**To be done:** Please present the records as a numbered list, starting with their first line and going on through the line that contains "- y-tick-label: 140: [61, 18, 85, 34]", with both of those lines included and blank lines left out.

**Record list:**
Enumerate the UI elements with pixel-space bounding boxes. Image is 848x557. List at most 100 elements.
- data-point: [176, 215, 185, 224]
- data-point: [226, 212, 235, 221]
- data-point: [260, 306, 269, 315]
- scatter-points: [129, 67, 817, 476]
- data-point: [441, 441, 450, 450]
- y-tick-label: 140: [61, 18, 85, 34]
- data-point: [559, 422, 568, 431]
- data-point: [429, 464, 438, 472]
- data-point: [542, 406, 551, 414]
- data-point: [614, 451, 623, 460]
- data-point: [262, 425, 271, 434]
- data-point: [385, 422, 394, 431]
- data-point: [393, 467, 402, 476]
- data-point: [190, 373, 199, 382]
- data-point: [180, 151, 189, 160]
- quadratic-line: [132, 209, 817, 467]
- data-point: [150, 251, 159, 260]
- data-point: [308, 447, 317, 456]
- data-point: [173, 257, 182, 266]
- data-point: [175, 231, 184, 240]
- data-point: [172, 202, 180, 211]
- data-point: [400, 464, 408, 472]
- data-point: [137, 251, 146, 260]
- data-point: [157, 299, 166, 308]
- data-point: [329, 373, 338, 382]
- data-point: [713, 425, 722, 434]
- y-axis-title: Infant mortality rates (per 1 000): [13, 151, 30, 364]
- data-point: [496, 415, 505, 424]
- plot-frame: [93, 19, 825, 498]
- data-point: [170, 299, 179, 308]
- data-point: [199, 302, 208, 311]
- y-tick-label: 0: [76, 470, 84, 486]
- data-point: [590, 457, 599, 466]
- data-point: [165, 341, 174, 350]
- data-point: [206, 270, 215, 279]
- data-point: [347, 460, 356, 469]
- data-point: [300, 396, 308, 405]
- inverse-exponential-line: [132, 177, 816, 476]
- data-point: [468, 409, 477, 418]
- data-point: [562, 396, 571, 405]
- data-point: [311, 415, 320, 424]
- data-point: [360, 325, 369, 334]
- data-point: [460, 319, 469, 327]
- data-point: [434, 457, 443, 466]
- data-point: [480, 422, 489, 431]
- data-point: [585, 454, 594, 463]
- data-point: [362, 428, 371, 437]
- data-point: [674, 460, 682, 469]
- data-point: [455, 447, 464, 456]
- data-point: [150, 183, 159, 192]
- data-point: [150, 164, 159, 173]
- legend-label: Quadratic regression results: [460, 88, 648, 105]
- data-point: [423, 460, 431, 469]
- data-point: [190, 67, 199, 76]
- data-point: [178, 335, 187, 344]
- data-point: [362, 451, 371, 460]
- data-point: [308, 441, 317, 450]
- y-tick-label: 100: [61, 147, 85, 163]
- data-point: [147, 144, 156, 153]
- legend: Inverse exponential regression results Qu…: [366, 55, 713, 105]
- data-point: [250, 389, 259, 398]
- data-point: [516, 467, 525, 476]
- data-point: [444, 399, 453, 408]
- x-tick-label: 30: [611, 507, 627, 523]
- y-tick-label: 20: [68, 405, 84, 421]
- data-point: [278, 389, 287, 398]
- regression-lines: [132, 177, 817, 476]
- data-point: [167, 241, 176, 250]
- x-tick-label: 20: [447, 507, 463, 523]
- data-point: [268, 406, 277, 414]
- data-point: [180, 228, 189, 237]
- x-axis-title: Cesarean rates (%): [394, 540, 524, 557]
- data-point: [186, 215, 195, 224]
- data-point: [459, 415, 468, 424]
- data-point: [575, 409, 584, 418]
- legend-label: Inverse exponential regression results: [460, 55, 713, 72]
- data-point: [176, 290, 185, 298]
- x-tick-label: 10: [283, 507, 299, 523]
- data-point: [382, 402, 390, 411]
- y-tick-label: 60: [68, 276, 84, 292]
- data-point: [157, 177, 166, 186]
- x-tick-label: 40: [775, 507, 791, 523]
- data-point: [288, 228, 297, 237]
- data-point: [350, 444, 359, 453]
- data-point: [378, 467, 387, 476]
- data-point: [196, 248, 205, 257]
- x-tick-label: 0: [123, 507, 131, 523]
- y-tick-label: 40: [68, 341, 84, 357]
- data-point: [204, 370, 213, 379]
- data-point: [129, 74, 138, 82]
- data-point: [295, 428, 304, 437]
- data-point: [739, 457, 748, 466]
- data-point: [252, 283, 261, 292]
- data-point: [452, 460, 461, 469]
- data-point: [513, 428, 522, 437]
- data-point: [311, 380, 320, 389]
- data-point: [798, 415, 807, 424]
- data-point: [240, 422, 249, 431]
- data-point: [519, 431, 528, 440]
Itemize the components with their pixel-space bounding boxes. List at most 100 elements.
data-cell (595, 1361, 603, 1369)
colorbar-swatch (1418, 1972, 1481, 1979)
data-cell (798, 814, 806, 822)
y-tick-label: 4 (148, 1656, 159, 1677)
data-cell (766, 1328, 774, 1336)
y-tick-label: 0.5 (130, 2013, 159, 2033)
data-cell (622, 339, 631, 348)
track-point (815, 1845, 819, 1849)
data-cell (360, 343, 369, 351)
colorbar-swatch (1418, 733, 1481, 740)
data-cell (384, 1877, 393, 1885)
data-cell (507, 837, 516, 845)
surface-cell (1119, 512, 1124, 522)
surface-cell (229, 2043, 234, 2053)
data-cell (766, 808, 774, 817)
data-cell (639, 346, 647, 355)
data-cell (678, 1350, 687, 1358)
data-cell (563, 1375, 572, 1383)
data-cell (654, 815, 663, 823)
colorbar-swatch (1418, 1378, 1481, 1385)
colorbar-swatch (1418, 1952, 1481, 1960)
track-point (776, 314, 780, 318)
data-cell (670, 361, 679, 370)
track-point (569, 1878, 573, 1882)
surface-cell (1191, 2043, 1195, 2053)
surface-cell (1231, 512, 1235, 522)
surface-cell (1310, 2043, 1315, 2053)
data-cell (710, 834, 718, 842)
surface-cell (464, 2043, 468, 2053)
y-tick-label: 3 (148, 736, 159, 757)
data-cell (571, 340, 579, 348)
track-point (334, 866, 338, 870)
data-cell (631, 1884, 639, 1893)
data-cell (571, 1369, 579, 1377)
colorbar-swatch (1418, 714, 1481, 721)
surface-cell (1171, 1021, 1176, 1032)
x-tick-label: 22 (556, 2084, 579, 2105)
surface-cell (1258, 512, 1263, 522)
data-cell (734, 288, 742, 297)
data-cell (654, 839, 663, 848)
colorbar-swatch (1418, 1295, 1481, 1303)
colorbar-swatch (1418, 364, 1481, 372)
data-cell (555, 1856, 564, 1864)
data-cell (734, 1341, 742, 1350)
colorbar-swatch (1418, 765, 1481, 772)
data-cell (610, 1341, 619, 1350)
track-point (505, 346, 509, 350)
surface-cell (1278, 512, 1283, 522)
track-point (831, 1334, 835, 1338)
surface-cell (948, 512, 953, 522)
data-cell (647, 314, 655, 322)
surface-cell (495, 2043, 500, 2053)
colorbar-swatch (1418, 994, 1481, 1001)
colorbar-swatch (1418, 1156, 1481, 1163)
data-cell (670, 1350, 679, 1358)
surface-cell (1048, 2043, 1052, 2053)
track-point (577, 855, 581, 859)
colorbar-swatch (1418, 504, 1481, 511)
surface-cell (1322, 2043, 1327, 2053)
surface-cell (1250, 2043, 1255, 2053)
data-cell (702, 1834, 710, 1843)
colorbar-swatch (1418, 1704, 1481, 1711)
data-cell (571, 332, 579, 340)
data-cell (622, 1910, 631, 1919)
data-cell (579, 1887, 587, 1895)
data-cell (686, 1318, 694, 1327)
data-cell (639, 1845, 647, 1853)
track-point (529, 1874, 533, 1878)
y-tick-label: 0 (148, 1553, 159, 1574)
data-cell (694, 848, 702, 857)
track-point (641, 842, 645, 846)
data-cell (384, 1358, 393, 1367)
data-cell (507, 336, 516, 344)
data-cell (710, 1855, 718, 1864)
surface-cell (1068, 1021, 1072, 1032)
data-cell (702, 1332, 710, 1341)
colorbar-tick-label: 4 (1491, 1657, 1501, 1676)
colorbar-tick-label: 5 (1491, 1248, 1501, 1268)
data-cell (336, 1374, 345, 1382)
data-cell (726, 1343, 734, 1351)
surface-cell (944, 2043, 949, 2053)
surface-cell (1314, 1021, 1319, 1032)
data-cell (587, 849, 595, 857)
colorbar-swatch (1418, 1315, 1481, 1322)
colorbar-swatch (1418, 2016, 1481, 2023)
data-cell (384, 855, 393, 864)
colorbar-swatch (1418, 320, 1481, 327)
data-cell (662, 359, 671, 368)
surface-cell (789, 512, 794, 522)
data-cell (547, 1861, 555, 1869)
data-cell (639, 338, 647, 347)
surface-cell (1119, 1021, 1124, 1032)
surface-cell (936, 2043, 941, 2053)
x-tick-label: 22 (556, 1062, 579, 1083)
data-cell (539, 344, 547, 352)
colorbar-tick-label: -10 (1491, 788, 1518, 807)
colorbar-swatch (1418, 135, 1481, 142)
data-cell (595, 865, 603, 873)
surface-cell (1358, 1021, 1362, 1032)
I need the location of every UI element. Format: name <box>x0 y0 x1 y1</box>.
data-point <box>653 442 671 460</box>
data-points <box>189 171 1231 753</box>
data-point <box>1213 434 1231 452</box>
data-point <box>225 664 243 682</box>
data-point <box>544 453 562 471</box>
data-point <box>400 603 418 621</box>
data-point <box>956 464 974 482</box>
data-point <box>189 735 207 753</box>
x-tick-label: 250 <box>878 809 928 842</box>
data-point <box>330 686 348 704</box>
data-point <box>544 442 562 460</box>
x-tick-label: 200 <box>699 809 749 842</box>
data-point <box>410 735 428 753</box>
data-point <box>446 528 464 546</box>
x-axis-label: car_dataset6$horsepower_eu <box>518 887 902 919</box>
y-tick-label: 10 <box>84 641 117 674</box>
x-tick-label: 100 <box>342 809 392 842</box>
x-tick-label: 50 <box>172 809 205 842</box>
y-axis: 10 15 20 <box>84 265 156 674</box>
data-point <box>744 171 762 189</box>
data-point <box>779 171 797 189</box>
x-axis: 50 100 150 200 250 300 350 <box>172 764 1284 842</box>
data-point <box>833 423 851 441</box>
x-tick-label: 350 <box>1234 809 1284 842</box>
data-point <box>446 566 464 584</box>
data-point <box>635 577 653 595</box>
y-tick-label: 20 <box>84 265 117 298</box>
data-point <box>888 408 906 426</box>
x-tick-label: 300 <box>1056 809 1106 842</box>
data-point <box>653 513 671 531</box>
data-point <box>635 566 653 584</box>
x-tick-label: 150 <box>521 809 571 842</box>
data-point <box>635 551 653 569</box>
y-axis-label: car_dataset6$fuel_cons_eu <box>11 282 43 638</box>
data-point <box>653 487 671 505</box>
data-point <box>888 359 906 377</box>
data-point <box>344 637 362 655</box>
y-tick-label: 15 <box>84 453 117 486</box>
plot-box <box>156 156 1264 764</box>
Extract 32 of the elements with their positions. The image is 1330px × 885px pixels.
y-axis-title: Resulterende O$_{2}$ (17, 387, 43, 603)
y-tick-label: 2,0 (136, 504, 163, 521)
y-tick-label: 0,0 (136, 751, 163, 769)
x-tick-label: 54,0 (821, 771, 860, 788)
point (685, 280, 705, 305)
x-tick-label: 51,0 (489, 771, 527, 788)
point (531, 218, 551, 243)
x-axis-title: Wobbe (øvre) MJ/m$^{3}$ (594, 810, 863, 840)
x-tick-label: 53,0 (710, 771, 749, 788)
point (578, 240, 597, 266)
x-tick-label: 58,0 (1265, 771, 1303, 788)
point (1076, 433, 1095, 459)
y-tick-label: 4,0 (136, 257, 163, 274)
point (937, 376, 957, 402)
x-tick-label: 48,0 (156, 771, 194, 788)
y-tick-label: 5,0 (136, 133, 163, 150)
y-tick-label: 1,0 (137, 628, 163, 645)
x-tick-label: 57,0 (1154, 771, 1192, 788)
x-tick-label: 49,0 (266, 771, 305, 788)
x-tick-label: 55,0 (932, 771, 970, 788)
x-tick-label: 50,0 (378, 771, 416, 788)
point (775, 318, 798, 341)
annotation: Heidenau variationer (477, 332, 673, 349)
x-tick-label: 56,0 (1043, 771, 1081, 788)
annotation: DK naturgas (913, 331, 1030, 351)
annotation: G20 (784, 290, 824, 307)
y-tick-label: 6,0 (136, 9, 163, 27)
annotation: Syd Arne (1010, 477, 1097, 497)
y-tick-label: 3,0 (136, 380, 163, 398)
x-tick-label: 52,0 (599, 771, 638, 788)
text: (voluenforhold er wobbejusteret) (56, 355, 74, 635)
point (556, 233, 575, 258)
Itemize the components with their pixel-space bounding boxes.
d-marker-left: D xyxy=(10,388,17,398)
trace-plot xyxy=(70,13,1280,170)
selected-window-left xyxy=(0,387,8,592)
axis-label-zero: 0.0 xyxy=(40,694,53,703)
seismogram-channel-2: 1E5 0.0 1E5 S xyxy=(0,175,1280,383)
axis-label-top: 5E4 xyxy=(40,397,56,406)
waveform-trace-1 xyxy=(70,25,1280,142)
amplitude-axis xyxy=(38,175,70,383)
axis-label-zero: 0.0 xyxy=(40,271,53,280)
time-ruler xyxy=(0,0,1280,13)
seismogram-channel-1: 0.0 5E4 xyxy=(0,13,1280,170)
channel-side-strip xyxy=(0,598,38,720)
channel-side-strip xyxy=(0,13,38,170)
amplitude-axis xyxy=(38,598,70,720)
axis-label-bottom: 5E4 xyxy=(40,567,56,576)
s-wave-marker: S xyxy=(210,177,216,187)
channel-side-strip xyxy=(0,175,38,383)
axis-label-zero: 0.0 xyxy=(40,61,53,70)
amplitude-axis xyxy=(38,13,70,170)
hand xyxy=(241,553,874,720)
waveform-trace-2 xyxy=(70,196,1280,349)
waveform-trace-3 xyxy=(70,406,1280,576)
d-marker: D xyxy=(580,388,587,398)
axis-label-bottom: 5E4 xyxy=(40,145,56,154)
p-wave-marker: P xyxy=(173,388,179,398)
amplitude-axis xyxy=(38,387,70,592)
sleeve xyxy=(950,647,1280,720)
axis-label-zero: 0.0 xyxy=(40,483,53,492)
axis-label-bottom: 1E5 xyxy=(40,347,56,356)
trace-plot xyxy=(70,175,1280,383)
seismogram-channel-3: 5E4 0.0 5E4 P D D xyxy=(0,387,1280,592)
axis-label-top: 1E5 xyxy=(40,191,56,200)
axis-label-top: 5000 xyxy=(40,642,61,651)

**Task answer:**
1. Enumerate the UI elements with pixel-space bounding boxes. Image is 848x557. List at most 100 elements.
2. - data-point: [176, 215, 185, 224]
3. - data-point: [226, 212, 235, 221]
4. - data-point: [260, 306, 269, 315]
5. - scatter-points: [129, 67, 817, 476]
6. - data-point: [441, 441, 450, 450]
7. - y-tick-label: 140: [61, 18, 85, 34]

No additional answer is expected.